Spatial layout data
┌──
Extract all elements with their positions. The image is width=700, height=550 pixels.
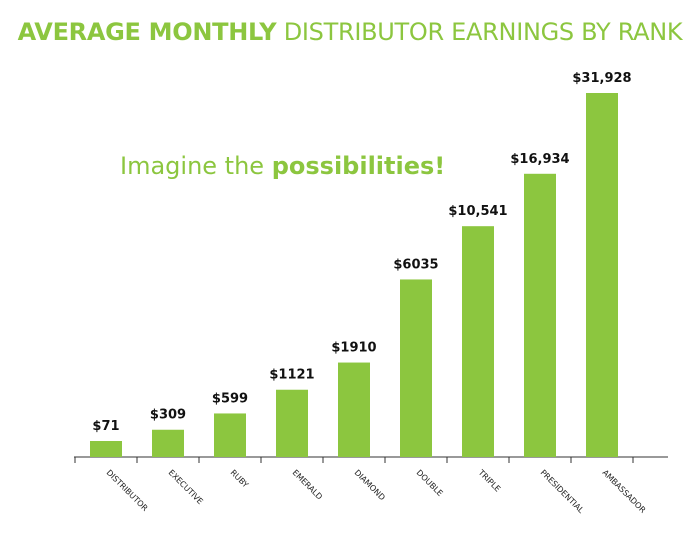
data-label: $6035 — [393, 257, 438, 272]
data-label: $31,928 — [572, 71, 631, 86]
data-label: $599 — [212, 391, 248, 406]
category-label: EXECUTIVE — [167, 468, 205, 506]
data-label: $10,541 — [448, 204, 507, 219]
bar — [152, 429, 184, 457]
tagline-bold: possibilities! — [271, 152, 446, 180]
category-label: RUBY — [229, 468, 251, 490]
data-label: $71 — [92, 419, 119, 434]
bar — [524, 173, 556, 457]
chart-title-bold: AVERAGE MONTHLY — [17, 18, 277, 46]
chart-title: AVERAGE MONTHLY DISTRIBUTOR EARNINGS BY … — [0, 18, 700, 46]
bar — [586, 93, 618, 457]
bar — [462, 226, 494, 457]
category-label: PRESIDENTIAL — [539, 468, 586, 515]
bar — [400, 279, 432, 457]
bar — [90, 441, 122, 457]
category-label: EMERALD — [291, 468, 324, 501]
tagline-light: Imagine the — [120, 152, 265, 180]
category-label: TRIPLE — [476, 467, 502, 493]
bar — [338, 362, 370, 457]
category-label: DIAMOND — [353, 468, 387, 502]
category-label: DOUBLE — [415, 468, 445, 498]
data-label: $1910 — [331, 341, 376, 356]
bar — [214, 413, 246, 457]
data-label: $16,934 — [510, 152, 569, 167]
data-label: $1121 — [269, 368, 314, 383]
bar — [276, 389, 308, 457]
category-label: DISTRIBUTOR — [105, 468, 150, 513]
tagline: Imagine the possibilities! — [120, 152, 445, 180]
chart-title-light: DISTRIBUTOR EARNINGS BY RANK — [283, 18, 683, 46]
data-label: $309 — [150, 408, 186, 423]
category-label: AMBASSADOR — [601, 468, 648, 515]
└──
Directive: Quote all of the rows above word for word, omitting the picture.

Result below:
Extract all elements with their positions. The image is width=700, height=550 pixels.
data-label: $6035 — [393, 257, 438, 272]
data-label: $31,928 — [572, 71, 631, 86]
data-label: $599 — [212, 391, 248, 406]
category-label: EXECUTIVE — [167, 468, 205, 506]
data-label: $10,541 — [448, 204, 507, 219]
bar — [152, 429, 184, 457]
tagline-bold: possibilities! — [271, 152, 446, 180]
category-label: RUBY — [229, 468, 251, 490]
data-label: $71 — [92, 419, 119, 434]
bar — [524, 173, 556, 457]
chart-title-bold: AVERAGE MONTHLY — [17, 18, 277, 46]
chart-title: AVERAGE MONTHLY DISTRIBUTOR EARNINGS BY … — [0, 18, 700, 46]
bar — [586, 93, 618, 457]
bar — [462, 226, 494, 457]
category-label: PRESIDENTIAL — [539, 468, 586, 515]
bar — [400, 279, 432, 457]
bar — [90, 441, 122, 457]
category-label: EMERALD — [291, 468, 324, 501]
tagline-light: Imagine the — [120, 152, 265, 180]
category-label: TRIPLE — [476, 467, 502, 493]
bar — [338, 362, 370, 457]
category-label: DIAMOND — [353, 468, 387, 502]
category-label: DOUBLE — [415, 468, 445, 498]
data-label: $1910 — [331, 341, 376, 356]
bar — [214, 413, 246, 457]
data-label: $16,934 — [510, 152, 569, 167]
data-label: $1121 — [269, 368, 314, 383]
bar — [276, 389, 308, 457]
category-label: DISTRIBUTOR — [105, 468, 150, 513]
tagline: Imagine the possibilities! — [120, 152, 445, 180]
chart-title-light: DISTRIBUTOR EARNINGS BY RANK — [283, 18, 683, 46]
data-label: $309 — [150, 408, 186, 423]
category-label: AMBASSADOR — [601, 468, 648, 515]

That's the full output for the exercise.